• **WORK INSTRUCTIONS**
The records that follow should be copied out exactly, pictures excluded.

• **DATA LISTING**
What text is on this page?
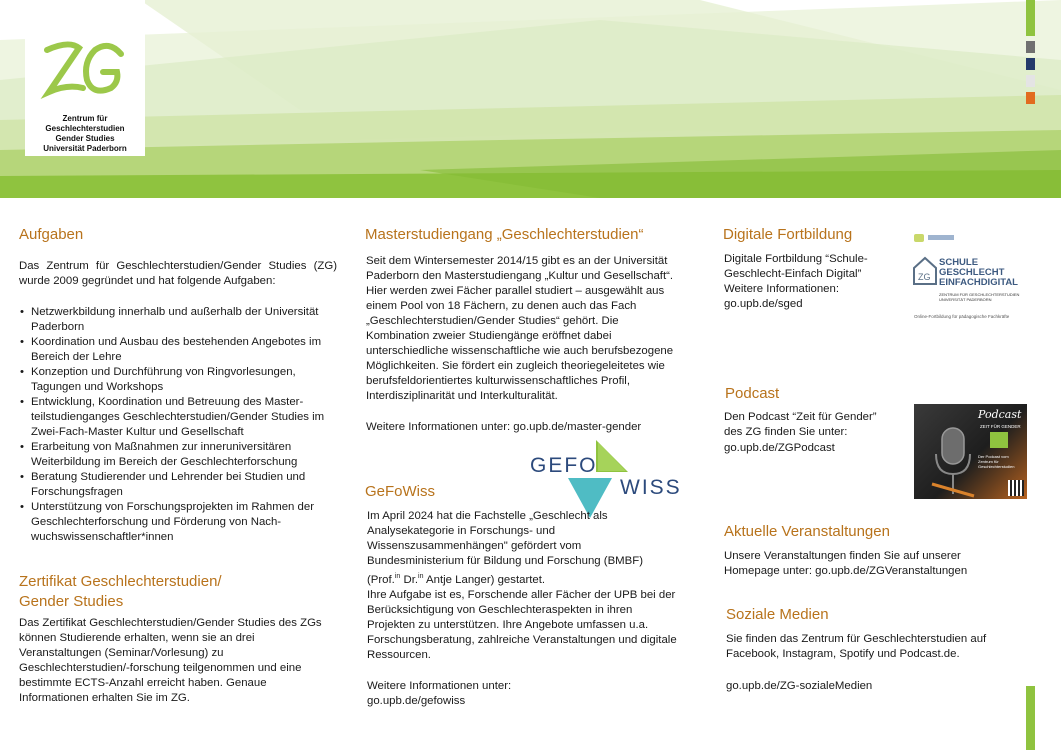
Zentrum für
Geschlechterstudien
Gender Studies
Universität Paderborn
Aufgaben
Das Zentrum für Geschlechterstudien/Gender Studies (ZG) wurde 2009 gegründet und hat folgende Aufgaben:
• Netzwerkbildung innerhalb und außerhalb der Universität Paderborn
• Koordination und Ausbau des bestehenden Angebotes im Bereich der Lehre
• Konzeption und Durchführung von Ringvorlesungen, Tagungen und Workshops
• Entwicklung, Koordination und Betreuung des Master-teilstudienganges Geschlechterstudien/Gender Studies im Zwei-Fach-Master Kultur und Gesellschaft
• Erarbeitung von Maßnahmen zur inneruniversitären Weiterbildung im Bereich der Geschlechterforschung
• Beratung Studierender und Lehrender bei Studien und Forschungsfragen
• Unterstützung von Forschungsprojekten im Rahmen der Geschlechterforschung und Förderung von Nach-wuchswissenschaftler*innen
Zertifikat Geschlechterstudien/
Gender Studies
Das Zertifikat Geschlechterstudien/Gender Studies des ZGs können Studierende erhalten, wenn sie an drei Veranstaltungen (Seminar/Vorlesung) zu Geschlechterstudien/-forschung teilgenommen und eine bestimmte ECTS-Anzahl erreicht haben. Genaue Informationen erhalten Sie im ZG.
Masterstudiengang „Geschlechterstudien“
Seit dem Wintersemester 2014/15 gibt es an der Universität Paderborn den Masterstudiengang „Kultur und Gesellschaft“. Hier werden zwei Fächer parallel studiert – ausgewählt aus einem Pool von 18 Fächern, zu denen auch das Fach „Geschlechterstudien/Gender Studies“ gehört. Die Kombination zweier Studiengänge eröffnet dabei unterschiedliche wissenschaftliche wie auch berufsbezogene Möglichkeiten. Sie fördert ein zugleich theoriegeleitetes wie berufsfeldorientiertes kulturwissenschaftliches Profil, Interdisziplinarität und Interkulturalität.
Weitere Informationen unter: go.upb.de/master-gender
GEFO
WISS
GeFoWiss
Im April 2024 hat die Fachstelle „Geschlecht als Analysekategorie in Forschungs- und Wissenszusammenhängen" gefördert vom Bundesministerium für Bildung und Forschung (BMBF) (Prof.$^{in}$ Dr.$^{in}$ Antje Langer) gestartet.
Ihre Aufgabe ist es, Forschende aller Fächer der UPB bei der Berücksichtigung von Geschlechteraspekten in ihren Projekten zu unterstützen. Ihre Angebote umfassen u.a. Forschungsberatung, zahlreiche Veranstaltungen und digitale Ressourcen.
Weitere Informationen unter:
go.upb.de/gefowiss
Digitale Fortbildung
Digitale Fortbildung “Schule-Geschlecht-Einfach Digital”
Weitere Informationen:
go.upb.de/sged
ZG
SCHULE
GESCHLECHT
EINFACHDIGITAL
ZENTRUM FÜR GESCHLECHTERSTUDIEN UNIVERSITÄT PADERBORN
Online-Fortbildung für pädagogische Fachkräfte
Podcast
Den Podcast “Zeit für Gender” des ZG finden Sie unter:
go.upb.de/ZGPodcast
Podcast
ZEIT FÜR GENDER
Der Podcast vom Zentrum für Geschlechterstudien
Aktuelle Veranstaltungen
Unsere Veranstaltungen finden Sie auf unserer Homepage unter: go.upb.de/ZGVeranstaltungen
Soziale Medien
Sie finden das Zentrum für Geschlechterstudien auf Facebook, Instagram, Spotify und Podcast.de.
go.upb.de/ZG-sozialeMedien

• **YOUR SOLUTION**
What text is on this page?
Zentrum für
Geschlechterstudien
Gender Studies
Universität Paderborn
Aufgaben
Das Zentrum für Geschlechterstudien/Gender Studies (ZG) wurde 2009 gegründet und hat folgende Aufgaben:
• Netzwerkbildung innerhalb und außerhalb der Universität Paderborn
• Koordination und Ausbau des bestehenden Angebotes im Bereich der Lehre
• Konzeption und Durchführung von Ringvorlesungen, Tagungen und Workshops
• Entwicklung, Koordination und Betreuung des Master-teilstudienganges Geschlechterstudien/Gender Studies im Zwei-Fach-Master Kultur und Gesellschaft
• Erarbeitung von Maßnahmen zur inneruniversitären Weiterbildung im Bereich der Geschlechterforschung
• Beratung Studierender und Lehrender bei Studien und Forschungsfragen
• Unterstützung von Forschungsprojekten im Rahmen der Geschlechterforschung und Förderung von Nach-wuchswissenschaftler*innen
Zertifikat Geschlechterstudien/
Gender Studies
Das Zertifikat Geschlechterstudien/Gender Studies des ZGs können Studierende erhalten, wenn sie an drei Veranstaltungen (Seminar/Vorlesung) zu Geschlechterstudien/-forschung teilgenommen und eine bestimmte ECTS-Anzahl erreicht haben. Genaue Informationen erhalten Sie im ZG.
Masterstudiengang „Geschlechterstudien“
Seit dem Wintersemester 2014/15 gibt es an der Universität Paderborn den Masterstudiengang „Kultur und Gesellschaft“. Hier werden zwei Fächer parallel studiert – ausgewählt aus einem Pool von 18 Fächern, zu denen auch das Fach „Geschlechterstudien/Gender Studies“ gehört. Die Kombination zweier Studiengänge eröffnet dabei unterschiedliche wissenschaftliche wie auch berufsbezogene Möglichkeiten. Sie fördert ein zugleich theoriegeleitetes wie berufsfeldorientiertes kulturwissenschaftliches Profil, Interdisziplinarität und Interkulturalität.
Weitere Informationen unter: go.upb.de/master-gender
GEFO
WISS
GeFoWiss
Im April 2024 hat die Fachstelle „Geschlecht als Analysekategorie in Forschungs- und Wissenszusammenhängen" gefördert vom Bundesministerium für Bildung und Forschung (BMBF) (Prof.$^{in}$ Dr.$^{in}$ Antje Langer) gestartet.
Ihre Aufgabe ist es, Forschende aller Fächer der UPB bei der Berücksichtigung von Geschlechteraspekten in ihren Projekten zu unterstützen. Ihre Angebote umfassen u.a. Forschungsberatung, zahlreiche Veranstaltungen und digitale Ressourcen.
Weitere Informationen unter:
go.upb.de/gefowiss
Digitale Fortbildung
Digitale Fortbildung “Schule-Geschlecht-Einfach Digital”
Weitere Informationen:
go.upb.de/sged
ZG
SCHULE
GESCHLECHT
EINFACHDIGITAL
ZENTRUM FÜR GESCHLECHTERSTUDIEN UNIVERSITÄT PADERBORN
Online-Fortbildung für pädagogische Fachkräfte
Podcast
Den Podcast “Zeit für Gender” des ZG finden Sie unter:
go.upb.de/ZGPodcast
Podcast
ZEIT FÜR GENDER
Der Podcast vom Zentrum für Geschlechterstudien
Aktuelle Veranstaltungen
Unsere Veranstaltungen finden Sie auf unserer Homepage unter: go.upb.de/ZGVeranstaltungen
Soziale Medien
Sie finden das Zentrum für Geschlechterstudien auf Facebook, Instagram, Spotify und Podcast.de.
go.upb.de/ZG-sozialeMedien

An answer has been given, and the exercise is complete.